_Listed entries_
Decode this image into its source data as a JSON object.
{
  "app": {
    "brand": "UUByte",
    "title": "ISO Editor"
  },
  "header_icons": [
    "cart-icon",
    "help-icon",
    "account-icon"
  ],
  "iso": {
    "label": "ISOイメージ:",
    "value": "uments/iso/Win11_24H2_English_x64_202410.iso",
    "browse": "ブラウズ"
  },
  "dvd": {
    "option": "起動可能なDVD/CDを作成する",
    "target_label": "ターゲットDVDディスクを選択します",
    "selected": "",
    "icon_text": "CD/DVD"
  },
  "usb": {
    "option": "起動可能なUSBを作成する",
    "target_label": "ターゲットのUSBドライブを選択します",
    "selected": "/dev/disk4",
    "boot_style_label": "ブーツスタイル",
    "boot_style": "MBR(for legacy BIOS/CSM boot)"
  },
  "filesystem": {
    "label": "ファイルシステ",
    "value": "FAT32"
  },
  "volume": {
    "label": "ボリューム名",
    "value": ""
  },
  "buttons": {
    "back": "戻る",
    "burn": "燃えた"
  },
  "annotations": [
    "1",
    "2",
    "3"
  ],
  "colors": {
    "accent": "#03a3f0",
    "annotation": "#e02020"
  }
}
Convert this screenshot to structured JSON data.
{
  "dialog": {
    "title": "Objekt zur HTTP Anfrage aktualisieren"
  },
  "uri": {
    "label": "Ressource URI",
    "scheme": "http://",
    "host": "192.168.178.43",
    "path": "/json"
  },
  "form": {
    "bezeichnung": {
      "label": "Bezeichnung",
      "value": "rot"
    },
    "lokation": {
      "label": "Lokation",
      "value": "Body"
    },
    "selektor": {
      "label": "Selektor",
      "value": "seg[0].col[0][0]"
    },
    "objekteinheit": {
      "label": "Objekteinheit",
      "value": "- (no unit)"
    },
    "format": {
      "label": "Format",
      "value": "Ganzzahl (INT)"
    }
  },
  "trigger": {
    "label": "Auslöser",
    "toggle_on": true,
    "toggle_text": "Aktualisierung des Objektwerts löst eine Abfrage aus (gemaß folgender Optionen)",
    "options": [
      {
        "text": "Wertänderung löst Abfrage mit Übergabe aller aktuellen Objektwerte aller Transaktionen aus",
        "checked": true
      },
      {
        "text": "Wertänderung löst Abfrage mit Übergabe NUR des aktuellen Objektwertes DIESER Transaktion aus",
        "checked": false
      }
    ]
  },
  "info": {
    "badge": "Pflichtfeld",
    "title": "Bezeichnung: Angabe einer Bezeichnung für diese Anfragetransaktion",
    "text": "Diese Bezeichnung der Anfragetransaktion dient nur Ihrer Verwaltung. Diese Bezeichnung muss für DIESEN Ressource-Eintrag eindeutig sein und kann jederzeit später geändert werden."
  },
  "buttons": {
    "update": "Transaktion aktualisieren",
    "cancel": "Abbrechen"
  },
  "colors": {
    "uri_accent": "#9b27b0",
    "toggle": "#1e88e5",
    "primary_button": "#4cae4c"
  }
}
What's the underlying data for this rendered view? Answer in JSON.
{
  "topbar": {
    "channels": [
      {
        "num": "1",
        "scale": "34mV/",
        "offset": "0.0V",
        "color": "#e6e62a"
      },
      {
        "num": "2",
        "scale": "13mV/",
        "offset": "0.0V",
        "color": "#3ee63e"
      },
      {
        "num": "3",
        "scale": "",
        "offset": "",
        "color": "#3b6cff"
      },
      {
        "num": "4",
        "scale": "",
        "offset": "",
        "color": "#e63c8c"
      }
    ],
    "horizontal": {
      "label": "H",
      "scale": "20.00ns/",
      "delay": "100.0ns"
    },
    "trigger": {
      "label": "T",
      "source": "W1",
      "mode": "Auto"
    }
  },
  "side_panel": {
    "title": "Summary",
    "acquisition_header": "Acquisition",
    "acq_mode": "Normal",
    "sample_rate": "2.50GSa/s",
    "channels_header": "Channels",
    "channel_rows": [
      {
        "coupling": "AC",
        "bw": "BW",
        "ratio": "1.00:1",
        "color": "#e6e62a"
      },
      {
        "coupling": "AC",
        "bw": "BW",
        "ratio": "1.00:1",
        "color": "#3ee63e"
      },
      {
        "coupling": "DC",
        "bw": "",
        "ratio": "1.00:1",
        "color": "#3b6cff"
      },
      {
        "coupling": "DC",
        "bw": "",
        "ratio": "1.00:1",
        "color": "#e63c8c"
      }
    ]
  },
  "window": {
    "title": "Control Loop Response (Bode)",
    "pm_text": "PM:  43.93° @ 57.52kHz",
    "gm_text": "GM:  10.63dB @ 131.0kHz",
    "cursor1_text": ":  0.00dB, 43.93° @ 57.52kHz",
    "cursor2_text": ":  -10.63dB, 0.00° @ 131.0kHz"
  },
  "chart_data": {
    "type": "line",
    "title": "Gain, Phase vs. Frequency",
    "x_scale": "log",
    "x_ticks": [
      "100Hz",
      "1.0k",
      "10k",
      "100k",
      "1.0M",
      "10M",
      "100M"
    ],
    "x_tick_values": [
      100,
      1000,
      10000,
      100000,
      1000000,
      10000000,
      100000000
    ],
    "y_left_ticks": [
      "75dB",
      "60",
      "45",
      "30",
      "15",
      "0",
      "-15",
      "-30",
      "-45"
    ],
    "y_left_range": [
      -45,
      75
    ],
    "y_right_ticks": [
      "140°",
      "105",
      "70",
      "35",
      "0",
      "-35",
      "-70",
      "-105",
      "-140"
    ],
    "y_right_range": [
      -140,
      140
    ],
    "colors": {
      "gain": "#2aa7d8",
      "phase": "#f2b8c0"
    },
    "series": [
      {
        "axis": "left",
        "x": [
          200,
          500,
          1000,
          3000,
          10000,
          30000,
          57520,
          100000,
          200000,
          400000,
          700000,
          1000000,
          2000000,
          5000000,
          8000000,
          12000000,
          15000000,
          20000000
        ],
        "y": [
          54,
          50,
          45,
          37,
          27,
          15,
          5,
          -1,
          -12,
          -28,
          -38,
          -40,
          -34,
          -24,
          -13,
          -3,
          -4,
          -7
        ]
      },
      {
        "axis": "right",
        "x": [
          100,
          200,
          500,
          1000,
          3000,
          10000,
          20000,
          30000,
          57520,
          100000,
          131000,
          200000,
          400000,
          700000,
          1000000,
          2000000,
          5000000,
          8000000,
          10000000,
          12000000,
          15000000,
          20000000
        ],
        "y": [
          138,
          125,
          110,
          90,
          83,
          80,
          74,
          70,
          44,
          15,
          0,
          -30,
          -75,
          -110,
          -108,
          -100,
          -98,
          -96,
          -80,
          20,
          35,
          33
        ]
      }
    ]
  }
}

_Task requirements_
Please list every line of the records that contains "aktualisieren".

_Solution for this task_
    "title": "Objekt zur HTTP Anfrage aktualisieren"
    "update": "Transaktion aktualisieren",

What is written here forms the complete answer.